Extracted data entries
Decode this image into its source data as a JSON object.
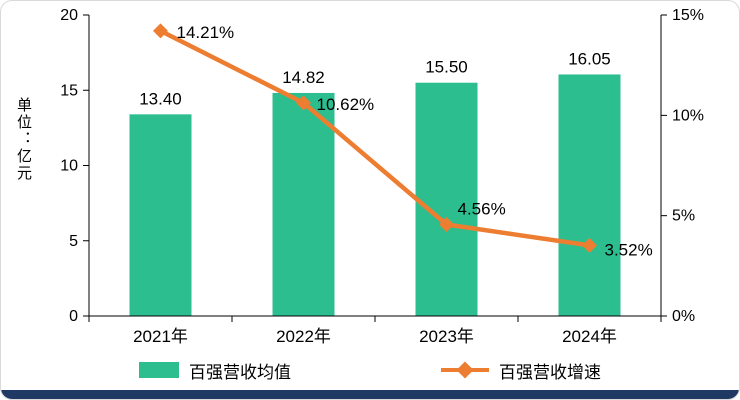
{
  "page": {
    "background": "#ffffff",
    "border_color": "#d9d9d9",
    "bottom_bar_color": "#1f3864"
  },
  "chart_data": {
    "type": "combo-bar-line",
    "title": "",
    "categories": [
      "2021年",
      "2022年",
      "2023年",
      "2024年"
    ],
    "series": [
      {
        "name": "百强营收均值",
        "type": "bar",
        "axis": "left",
        "color": "#2cbe8f",
        "values": [
          13.4,
          14.82,
          15.5,
          16.05
        ],
        "labels": [
          "13.40",
          "14.82",
          "15.50",
          "16.05"
        ]
      },
      {
        "name": "百强营收增速",
        "type": "line",
        "axis": "right",
        "color": "#ed7d31",
        "values": [
          14.21,
          10.62,
          4.56,
          3.52
        ],
        "labels": [
          "14.21%",
          "10.62%",
          "4.56%",
          "3.52%"
        ]
      }
    ],
    "left_axis": {
      "title": "单位：亿元",
      "min": 0,
      "max": 20,
      "tick_values": [
        0,
        5,
        10,
        15,
        20
      ],
      "tick_labels": [
        "0",
        "5",
        "10",
        "15",
        "20"
      ]
    },
    "right_axis": {
      "min": 0,
      "max": 15,
      "tick_values": [
        0,
        5,
        10,
        15
      ],
      "tick_labels": [
        "0%",
        "5%",
        "10%",
        "15%"
      ]
    },
    "grid": false,
    "legend_position": "bottom"
  }
}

* WHAT IS ASKED
Give every record again exactly, apart from the pictures, which stay out.

* SOLUTION TO THIS PROBLEM
Decode this image into its source data as a JSON object.
{
  "page": {
    "background": "#ffffff",
    "border_color": "#d9d9d9",
    "bottom_bar_color": "#1f3864"
  },
  "chart_data": {
    "type": "combo-bar-line",
    "title": "",
    "categories": [
      "2021年",
      "2022年",
      "2023年",
      "2024年"
    ],
    "series": [
      {
        "name": "百强营收均值",
        "type": "bar",
        "axis": "left",
        "color": "#2cbe8f",
        "values": [
          13.4,
          14.82,
          15.5,
          16.05
        ],
        "labels": [
          "13.40",
          "14.82",
          "15.50",
          "16.05"
        ]
      },
      {
        "name": "百强营收增速",
        "type": "line",
        "axis": "right",
        "color": "#ed7d31",
        "values": [
          14.21,
          10.62,
          4.56,
          3.52
        ],
        "labels": [
          "14.21%",
          "10.62%",
          "4.56%",
          "3.52%"
        ]
      }
    ],
    "left_axis": {
      "title": "单位：亿元",
      "min": 0,
      "max": 20,
      "tick_values": [
        0,
        5,
        10,
        15,
        20
      ],
      "tick_labels": [
        "0",
        "5",
        "10",
        "15",
        "20"
      ]
    },
    "right_axis": {
      "min": 0,
      "max": 15,
      "tick_values": [
        0,
        5,
        10,
        15
      ],
      "tick_labels": [
        "0%",
        "5%",
        "10%",
        "15%"
      ]
    },
    "grid": false,
    "legend_position": "bottom"
  }
}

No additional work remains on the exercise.